-- begin --

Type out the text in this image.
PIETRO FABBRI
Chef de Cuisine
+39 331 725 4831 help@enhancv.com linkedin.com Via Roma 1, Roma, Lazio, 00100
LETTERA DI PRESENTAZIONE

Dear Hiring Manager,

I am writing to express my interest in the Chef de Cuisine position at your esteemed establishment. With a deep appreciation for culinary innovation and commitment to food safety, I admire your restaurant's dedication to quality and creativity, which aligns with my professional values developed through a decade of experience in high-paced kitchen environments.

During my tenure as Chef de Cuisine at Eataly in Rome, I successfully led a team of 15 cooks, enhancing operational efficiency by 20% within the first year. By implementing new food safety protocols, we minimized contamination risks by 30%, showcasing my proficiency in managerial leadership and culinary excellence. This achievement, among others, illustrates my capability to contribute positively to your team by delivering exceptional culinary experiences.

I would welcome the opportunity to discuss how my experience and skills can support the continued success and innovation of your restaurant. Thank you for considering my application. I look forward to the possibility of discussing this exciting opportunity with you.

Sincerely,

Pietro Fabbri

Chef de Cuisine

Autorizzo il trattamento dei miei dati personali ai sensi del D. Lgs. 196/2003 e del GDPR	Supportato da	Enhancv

-- end --

▸ **What needs to be done**:
Provide an exact reproduction of all the entries shown above.

▸ **Solution**:
Type out the text in this image.
PIETRO FABBRI
Chef de Cuisine
+39 331 725 4831 help@enhancv.com linkedin.com Via Roma 1, Roma, Lazio, 00100
LETTERA DI PRESENTAZIONE

Dear Hiring Manager,

I am writing to express my interest in the Chef de Cuisine position at your esteemed establishment. With a deep appreciation for culinary innovation and commitment to food safety, I admire your restaurant's dedication to quality and creativity, which aligns with my professional values developed through a decade of experience in high-paced kitchen environments.

During my tenure as Chef de Cuisine at Eataly in Rome, I successfully led a team of 15 cooks, enhancing operational efficiency by 20% within the first year. By implementing new food safety protocols, we minimized contamination risks by 30%, showcasing my proficiency in managerial leadership and culinary excellence. This achievement, among others, illustrates my capability to contribute positively to your team by delivering exceptional culinary experiences.

I would welcome the opportunity to discuss how my experience and skills can support the continued success and innovation of your restaurant. Thank you for considering my application. I look forward to the possibility of discussing this exciting opportunity with you.

Sincerely,

Pietro Fabbri

Chef de Cuisine

Autorizzo il trattamento dei miei dati personali ai sensi del D. Lgs. 196/2003 e del GDPR	Supportato da	Enhancv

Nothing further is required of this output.